To be done: Write down each entry again, exactly as it reads.

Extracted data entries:
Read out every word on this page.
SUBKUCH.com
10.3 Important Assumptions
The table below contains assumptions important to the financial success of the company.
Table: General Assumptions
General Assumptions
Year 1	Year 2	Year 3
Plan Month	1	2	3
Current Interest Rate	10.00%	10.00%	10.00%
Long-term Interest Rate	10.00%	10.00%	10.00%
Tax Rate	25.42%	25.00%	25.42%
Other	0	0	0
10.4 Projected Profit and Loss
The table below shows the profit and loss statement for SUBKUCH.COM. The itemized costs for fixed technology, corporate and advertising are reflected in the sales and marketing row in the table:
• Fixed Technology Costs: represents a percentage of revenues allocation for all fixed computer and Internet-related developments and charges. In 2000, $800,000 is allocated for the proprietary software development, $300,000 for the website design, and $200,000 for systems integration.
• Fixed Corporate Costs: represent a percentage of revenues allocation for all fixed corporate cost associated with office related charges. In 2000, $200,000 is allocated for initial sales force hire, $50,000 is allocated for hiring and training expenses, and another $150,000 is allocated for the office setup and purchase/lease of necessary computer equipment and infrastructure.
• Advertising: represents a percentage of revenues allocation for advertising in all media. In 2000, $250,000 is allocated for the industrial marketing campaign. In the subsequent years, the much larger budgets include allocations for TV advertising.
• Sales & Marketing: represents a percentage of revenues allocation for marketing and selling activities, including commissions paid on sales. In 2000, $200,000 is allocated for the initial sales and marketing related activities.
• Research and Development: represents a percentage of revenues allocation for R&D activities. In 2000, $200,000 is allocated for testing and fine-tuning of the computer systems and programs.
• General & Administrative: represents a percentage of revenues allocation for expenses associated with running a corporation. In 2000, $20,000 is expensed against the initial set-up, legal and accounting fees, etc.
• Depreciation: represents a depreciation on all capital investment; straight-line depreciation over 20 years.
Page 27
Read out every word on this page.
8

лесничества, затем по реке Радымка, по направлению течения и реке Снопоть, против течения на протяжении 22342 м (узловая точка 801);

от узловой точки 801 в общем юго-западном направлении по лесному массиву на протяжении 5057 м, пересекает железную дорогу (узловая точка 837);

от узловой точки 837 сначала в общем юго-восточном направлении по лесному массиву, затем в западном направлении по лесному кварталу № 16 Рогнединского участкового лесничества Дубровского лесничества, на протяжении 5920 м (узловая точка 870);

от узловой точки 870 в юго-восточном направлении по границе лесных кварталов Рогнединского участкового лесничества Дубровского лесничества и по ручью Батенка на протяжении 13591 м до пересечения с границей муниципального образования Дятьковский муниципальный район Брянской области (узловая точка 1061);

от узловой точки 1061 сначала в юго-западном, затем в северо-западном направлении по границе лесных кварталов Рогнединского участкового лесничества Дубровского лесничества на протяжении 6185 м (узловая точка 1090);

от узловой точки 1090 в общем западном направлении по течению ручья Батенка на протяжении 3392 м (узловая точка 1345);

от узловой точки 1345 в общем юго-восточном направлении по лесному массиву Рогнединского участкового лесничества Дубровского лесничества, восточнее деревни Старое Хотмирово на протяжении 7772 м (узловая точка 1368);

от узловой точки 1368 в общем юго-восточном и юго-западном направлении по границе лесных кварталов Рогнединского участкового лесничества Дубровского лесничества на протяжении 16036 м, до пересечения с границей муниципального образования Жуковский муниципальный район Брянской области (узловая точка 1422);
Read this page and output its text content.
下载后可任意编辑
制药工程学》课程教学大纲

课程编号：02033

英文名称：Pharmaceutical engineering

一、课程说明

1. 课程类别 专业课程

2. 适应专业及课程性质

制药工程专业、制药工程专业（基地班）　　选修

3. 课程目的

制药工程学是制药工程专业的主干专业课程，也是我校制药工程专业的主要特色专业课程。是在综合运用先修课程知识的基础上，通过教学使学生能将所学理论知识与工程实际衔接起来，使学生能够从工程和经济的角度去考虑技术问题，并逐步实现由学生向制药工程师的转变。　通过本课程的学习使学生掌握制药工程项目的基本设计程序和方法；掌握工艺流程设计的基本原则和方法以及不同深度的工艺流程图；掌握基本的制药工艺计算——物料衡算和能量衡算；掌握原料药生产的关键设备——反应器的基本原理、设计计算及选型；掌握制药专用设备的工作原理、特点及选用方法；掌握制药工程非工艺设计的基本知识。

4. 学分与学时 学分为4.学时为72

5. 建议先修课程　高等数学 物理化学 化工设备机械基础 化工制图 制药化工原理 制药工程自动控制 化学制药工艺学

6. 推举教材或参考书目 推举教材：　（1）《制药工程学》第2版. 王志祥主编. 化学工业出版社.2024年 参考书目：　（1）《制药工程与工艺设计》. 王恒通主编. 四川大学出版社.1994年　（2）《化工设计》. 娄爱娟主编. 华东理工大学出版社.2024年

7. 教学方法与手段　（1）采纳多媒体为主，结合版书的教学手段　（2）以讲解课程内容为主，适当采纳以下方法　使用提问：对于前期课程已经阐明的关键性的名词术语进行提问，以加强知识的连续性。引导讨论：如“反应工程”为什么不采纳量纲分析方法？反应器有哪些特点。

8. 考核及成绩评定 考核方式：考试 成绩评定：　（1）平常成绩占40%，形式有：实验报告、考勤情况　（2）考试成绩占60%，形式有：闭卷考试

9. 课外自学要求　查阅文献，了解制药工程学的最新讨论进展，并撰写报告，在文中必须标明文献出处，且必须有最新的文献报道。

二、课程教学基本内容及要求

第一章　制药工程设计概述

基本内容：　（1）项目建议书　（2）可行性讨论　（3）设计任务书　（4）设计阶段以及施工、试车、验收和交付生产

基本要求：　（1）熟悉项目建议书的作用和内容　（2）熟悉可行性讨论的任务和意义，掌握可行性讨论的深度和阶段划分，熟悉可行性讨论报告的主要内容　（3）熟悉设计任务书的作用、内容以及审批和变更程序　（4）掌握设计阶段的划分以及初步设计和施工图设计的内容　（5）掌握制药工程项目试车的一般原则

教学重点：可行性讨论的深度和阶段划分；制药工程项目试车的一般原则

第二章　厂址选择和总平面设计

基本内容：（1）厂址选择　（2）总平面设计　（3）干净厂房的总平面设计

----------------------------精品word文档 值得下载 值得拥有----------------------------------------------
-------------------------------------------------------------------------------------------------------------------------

Worked solution:
Read out every word on this page.
SUBKUCH.com
10.3 Important Assumptions
The table below contains assumptions important to the financial success of the company.
Table: General Assumptions
General Assumptions
Year 1	Year 2	Year 3
Plan Month	1	2	3
Current Interest Rate	10.00%	10.00%	10.00%
Long-term Interest Rate	10.00%	10.00%	10.00%
Tax Rate	25.42%	25.00%	25.42%
Other	0	0	0
10.4 Projected Profit and Loss
The table below shows the profit and loss statement for SUBKUCH.COM. The itemized costs for fixed technology, corporate and advertising are reflected in the sales and marketing row in the table:
• Fixed Technology Costs: represents a percentage of revenues allocation for all fixed computer and Internet-related developments and charges. In 2000, $800,000 is allocated for the proprietary software development, $300,000 for the website design, and $200,000 for systems integration.
• Fixed Corporate Costs: represent a percentage of revenues allocation for all fixed corporate cost associated with office related charges. In 2000, $200,000 is allocated for initial sales force hire, $50,000 is allocated for hiring and training expenses, and another $150,000 is allocated for the office setup and purchase/lease of necessary computer equipment and infrastructure.
• Advertising: represents a percentage of revenues allocation for advertising in all media. In 2000, $250,000 is allocated for the industrial marketing campaign. In the subsequent years, the much larger budgets include allocations for TV advertising.
• Sales & Marketing: represents a percentage of revenues allocation for marketing and selling activities, including commissions paid on sales. In 2000, $200,000 is allocated for the initial sales and marketing related activities.
• Research and Development: represents a percentage of revenues allocation for R&D activities. In 2000, $200,000 is allocated for testing and fine-tuning of the computer systems and programs.
• General & Administrative: represents a percentage of revenues allocation for expenses associated with running a corporation. In 2000, $20,000 is expensed against the initial set-up, legal and accounting fees, etc.
• Depreciation: represents a depreciation on all capital investment; straight-line depreciation over 20 years.
Page 27
Read out every word on this page.
8

лесничества, затем по реке Радымка, по направлению течения и реке Снопоть, против течения на протяжении 22342 м (узловая точка 801);

от узловой точки 801 в общем юго-западном направлении по лесному массиву на протяжении 5057 м, пересекает железную дорогу (узловая точка 837);

от узловой точки 837 сначала в общем юго-восточном направлении по лесному массиву, затем в западном направлении по лесному кварталу № 16 Рогнединского участкового лесничества Дубровского лесничества, на протяжении 5920 м (узловая точка 870);

от узловой точки 870 в юго-восточном направлении по границе лесных кварталов Рогнединского участкового лесничества Дубровского лесничества и по ручью Батенка на протяжении 13591 м до пересечения с границей муниципального образования Дятьковский муниципальный район Брянской области (узловая точка 1061);

от узловой точки 1061 сначала в юго-западном, затем в северо-западном направлении по границе лесных кварталов Рогнединского участкового лесничества Дубровского лесничества на протяжении 6185 м (узловая точка 1090);

от узловой точки 1090 в общем западном направлении по течению ручья Батенка на протяжении 3392 м (узловая точка 1345);

от узловой точки 1345 в общем юго-восточном направлении по лесному массиву Рогнединского участкового лесничества Дубровского лесничества, восточнее деревни Старое Хотмирово на протяжении 7772 м (узловая точка 1368);

от узловой точки 1368 в общем юго-восточном и юго-западном направлении по границе лесных кварталов Рогнединского участкового лесничества Дубровского лесничества на протяжении 16036 м, до пересечения с границей муниципального образования Жуковский муниципальный район Брянской области (узловая точка 1422);
Read this page and output its text content.
下载后可任意编辑
制药工程学》课程教学大纲

课程编号：02033

英文名称：Pharmaceutical engineering

一、课程说明

1. 课程类别 专业课程

2. 适应专业及课程性质

制药工程专业、制药工程专业（基地班）　　选修

3. 课程目的

制药工程学是制药工程专业的主干专业课程，也是我校制药工程专业的主要特色专业课程。是在综合运用先修课程知识的基础上，通过教学使学生能将所学理论知识与工程实际衔接起来，使学生能够从工程和经济的角度去考虑技术问题，并逐步实现由学生向制药工程师的转变。　通过本课程的学习使学生掌握制药工程项目的基本设计程序和方法；掌握工艺流程设计的基本原则和方法以及不同深度的工艺流程图；掌握基本的制药工艺计算——物料衡算和能量衡算；掌握原料药生产的关键设备——反应器的基本原理、设计计算及选型；掌握制药专用设备的工作原理、特点及选用方法；掌握制药工程非工艺设计的基本知识。

4. 学分与学时 学分为4.学时为72

5. 建议先修课程　高等数学 物理化学 化工设备机械基础 化工制图 制药化工原理 制药工程自动控制 化学制药工艺学

6. 推举教材或参考书目 推举教材：　（1）《制药工程学》第2版. 王志祥主编. 化学工业出版社.2024年 参考书目：　（1）《制药工程与工艺设计》. 王恒通主编. 四川大学出版社.1994年　（2）《化工设计》. 娄爱娟主编. 华东理工大学出版社.2024年

7. 教学方法与手段　（1）采纳多媒体为主，结合版书的教学手段　（2）以讲解课程内容为主，适当采纳以下方法　使用提问：对于前期课程已经阐明的关键性的名词术语进行提问，以加强知识的连续性。引导讨论：如“反应工程”为什么不采纳量纲分析方法？反应器有哪些特点。

8. 考核及成绩评定 考核方式：考试 成绩评定：　（1）平常成绩占40%，形式有：实验报告、考勤情况　（2）考试成绩占60%，形式有：闭卷考试

9. 课外自学要求　查阅文献，了解制药工程学的最新讨论进展，并撰写报告，在文中必须标明文献出处，且必须有最新的文献报道。

二、课程教学基本内容及要求

第一章　制药工程设计概述

基本内容：　（1）项目建议书　（2）可行性讨论　（3）设计任务书　（4）设计阶段以及施工、试车、验收和交付生产

基本要求：　（1）熟悉项目建议书的作用和内容　（2）熟悉可行性讨论的任务和意义，掌握可行性讨论的深度和阶段划分，熟悉可行性讨论报告的主要内容　（3）熟悉设计任务书的作用、内容以及审批和变更程序　（4）掌握设计阶段的划分以及初步设计和施工图设计的内容　（5）掌握制药工程项目试车的一般原则

教学重点：可行性讨论的深度和阶段划分；制药工程项目试车的一般原则

第二章　厂址选择和总平面设计

基本内容：（1）厂址选择　（2）总平面设计　（3）干净厂房的总平面设计

----------------------------精品word文档 值得下载 值得拥有----------------------------------------------
-------------------------------------------------------------------------------------------------------------------------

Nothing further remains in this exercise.